WHAT IS BEING ASKED: Copy out the listing below line for line, from its first line through the line that contains "List every element".

(Part of a data file)
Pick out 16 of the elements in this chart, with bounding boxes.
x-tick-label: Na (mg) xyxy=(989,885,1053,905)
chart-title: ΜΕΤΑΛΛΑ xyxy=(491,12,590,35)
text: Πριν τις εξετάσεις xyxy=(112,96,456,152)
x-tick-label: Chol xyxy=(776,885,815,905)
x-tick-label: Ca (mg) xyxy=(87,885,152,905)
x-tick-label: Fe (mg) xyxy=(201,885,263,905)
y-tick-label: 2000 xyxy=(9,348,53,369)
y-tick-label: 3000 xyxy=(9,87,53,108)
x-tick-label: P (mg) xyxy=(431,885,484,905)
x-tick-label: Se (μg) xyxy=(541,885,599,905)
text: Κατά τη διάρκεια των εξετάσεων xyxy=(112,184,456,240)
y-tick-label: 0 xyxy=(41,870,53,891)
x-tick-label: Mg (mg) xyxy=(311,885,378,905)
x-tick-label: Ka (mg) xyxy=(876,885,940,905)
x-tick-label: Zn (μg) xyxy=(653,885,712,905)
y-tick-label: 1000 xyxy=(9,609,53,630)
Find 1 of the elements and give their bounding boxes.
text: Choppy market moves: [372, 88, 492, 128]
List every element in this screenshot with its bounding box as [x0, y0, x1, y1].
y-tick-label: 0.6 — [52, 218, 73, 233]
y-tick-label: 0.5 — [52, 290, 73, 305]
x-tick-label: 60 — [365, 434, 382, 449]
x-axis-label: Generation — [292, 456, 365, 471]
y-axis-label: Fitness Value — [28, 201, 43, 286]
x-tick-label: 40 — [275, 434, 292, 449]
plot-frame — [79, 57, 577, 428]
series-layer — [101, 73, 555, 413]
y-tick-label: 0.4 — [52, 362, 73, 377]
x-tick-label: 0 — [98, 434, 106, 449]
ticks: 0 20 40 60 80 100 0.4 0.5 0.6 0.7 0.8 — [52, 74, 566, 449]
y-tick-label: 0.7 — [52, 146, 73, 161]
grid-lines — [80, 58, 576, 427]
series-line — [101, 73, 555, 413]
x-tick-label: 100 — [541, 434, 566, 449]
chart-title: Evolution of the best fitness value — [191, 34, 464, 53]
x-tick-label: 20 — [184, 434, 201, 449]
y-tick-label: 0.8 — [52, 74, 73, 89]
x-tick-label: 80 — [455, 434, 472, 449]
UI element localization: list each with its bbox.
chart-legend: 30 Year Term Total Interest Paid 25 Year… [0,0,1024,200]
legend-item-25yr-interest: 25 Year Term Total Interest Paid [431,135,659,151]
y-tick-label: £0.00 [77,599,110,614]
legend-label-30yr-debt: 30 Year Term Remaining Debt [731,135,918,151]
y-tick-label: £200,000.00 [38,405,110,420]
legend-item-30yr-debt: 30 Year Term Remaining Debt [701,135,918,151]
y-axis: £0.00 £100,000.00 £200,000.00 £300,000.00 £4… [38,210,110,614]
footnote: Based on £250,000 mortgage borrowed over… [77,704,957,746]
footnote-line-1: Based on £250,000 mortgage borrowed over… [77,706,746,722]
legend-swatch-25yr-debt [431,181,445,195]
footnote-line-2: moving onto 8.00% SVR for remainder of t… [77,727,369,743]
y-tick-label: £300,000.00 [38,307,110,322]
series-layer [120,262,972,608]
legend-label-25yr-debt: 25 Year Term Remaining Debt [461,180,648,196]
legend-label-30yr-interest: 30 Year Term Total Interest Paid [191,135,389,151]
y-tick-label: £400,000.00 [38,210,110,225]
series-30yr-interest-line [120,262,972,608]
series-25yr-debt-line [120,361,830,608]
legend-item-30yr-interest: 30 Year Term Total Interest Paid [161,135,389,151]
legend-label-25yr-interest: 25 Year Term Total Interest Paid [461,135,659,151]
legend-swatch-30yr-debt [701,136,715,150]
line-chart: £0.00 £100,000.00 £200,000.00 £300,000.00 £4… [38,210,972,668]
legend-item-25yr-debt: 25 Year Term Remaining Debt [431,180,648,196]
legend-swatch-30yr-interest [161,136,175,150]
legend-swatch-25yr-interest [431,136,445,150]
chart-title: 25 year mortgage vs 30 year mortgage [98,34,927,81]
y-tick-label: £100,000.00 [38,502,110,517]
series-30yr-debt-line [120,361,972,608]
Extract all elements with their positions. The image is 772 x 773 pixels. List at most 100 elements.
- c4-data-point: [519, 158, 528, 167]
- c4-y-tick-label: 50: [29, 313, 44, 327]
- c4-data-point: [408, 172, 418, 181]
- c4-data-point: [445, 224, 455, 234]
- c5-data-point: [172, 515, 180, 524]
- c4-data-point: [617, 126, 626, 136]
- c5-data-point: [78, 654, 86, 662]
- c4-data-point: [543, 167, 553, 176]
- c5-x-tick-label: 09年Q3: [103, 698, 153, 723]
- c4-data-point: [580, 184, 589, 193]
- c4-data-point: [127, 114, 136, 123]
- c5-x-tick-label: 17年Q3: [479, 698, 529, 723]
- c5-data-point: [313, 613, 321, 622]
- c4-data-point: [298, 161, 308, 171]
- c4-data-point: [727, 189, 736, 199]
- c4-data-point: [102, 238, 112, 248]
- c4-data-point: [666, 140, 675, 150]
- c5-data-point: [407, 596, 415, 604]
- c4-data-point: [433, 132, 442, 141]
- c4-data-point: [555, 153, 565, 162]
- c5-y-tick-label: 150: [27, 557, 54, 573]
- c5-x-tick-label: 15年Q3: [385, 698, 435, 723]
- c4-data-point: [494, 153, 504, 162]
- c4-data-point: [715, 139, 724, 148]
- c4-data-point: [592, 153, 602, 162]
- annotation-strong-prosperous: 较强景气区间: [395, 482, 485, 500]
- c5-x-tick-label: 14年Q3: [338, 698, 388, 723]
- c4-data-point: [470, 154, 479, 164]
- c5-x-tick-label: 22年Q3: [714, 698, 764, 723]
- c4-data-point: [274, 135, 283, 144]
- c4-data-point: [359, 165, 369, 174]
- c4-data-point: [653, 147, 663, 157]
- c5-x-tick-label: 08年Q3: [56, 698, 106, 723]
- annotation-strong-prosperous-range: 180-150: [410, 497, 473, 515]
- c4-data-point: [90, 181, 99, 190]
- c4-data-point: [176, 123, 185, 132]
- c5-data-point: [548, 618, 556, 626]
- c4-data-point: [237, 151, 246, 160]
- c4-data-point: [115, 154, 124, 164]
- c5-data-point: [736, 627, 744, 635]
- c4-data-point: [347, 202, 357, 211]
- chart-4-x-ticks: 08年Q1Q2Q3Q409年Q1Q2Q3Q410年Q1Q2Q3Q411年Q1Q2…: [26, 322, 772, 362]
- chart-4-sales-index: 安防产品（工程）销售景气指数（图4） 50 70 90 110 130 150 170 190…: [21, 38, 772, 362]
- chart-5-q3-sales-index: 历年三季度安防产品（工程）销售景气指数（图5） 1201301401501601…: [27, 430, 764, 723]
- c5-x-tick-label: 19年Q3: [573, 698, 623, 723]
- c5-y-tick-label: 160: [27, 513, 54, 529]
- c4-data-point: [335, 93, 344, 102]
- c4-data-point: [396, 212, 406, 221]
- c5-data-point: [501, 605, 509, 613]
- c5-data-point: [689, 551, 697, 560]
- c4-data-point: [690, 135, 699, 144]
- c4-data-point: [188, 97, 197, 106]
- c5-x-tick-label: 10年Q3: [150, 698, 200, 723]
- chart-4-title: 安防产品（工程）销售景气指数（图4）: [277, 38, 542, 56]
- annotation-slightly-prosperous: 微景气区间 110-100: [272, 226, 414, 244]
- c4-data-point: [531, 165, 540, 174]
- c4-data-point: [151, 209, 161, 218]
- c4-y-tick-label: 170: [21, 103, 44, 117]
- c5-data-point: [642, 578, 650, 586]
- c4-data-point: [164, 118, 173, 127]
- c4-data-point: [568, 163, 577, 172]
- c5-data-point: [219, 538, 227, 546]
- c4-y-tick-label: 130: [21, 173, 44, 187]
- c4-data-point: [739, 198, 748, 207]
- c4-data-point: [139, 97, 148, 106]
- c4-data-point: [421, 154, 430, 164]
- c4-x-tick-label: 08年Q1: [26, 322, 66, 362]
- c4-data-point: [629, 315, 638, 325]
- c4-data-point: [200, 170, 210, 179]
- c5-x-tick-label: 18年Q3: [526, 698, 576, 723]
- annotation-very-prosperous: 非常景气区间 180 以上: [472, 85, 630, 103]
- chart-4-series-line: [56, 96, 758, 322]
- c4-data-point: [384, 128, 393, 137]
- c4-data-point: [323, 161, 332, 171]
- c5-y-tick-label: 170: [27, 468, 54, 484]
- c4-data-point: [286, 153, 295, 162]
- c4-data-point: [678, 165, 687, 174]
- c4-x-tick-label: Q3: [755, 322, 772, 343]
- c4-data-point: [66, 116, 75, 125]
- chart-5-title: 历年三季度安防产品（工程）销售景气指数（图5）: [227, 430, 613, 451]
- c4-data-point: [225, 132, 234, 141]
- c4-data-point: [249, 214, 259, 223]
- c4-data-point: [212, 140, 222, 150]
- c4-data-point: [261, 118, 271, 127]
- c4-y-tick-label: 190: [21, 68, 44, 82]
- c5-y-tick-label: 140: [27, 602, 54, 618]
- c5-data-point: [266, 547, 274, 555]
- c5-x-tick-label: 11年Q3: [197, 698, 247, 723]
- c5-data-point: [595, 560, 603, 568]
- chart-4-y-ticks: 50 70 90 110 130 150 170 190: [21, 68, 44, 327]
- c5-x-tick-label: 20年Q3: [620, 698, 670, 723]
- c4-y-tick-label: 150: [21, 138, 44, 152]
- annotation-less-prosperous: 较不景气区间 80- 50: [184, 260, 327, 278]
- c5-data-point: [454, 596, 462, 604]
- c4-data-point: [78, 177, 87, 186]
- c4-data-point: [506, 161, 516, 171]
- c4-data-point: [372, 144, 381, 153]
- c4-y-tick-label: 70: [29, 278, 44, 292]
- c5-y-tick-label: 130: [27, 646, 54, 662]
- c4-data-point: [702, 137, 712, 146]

ANSWER BELOW:
Pick out 16 of the elements in this chart, with bounding boxes.
x-tick-label: Na (mg) xyxy=(989,885,1053,905)
chart-title: ΜΕΤΑΛΛΑ xyxy=(491,12,590,35)
text: Πριν τις εξετάσεις xyxy=(112,96,456,152)
x-tick-label: Chol xyxy=(776,885,815,905)
x-tick-label: Ca (mg) xyxy=(87,885,152,905)
x-tick-label: Fe (mg) xyxy=(201,885,263,905)
y-tick-label: 2000 xyxy=(9,348,53,369)
y-tick-label: 3000 xyxy=(9,87,53,108)
x-tick-label: P (mg) xyxy=(431,885,484,905)
x-tick-label: Se (μg) xyxy=(541,885,599,905)
text: Κατά τη διάρκεια των εξετάσεων xyxy=(112,184,456,240)
y-tick-label: 0 xyxy=(41,870,53,891)
x-tick-label: Mg (mg) xyxy=(311,885,378,905)
x-tick-label: Ka (mg) xyxy=(876,885,940,905)
x-tick-label: Zn (μg) xyxy=(653,885,712,905)
y-tick-label: 1000 xyxy=(9,609,53,630)
Find 1 of the elements and give their bounding boxes.
text: Choppy market moves: [372, 88, 492, 128]
List every element in this screenshot with its bounding box as [x0, y0, x1, y1].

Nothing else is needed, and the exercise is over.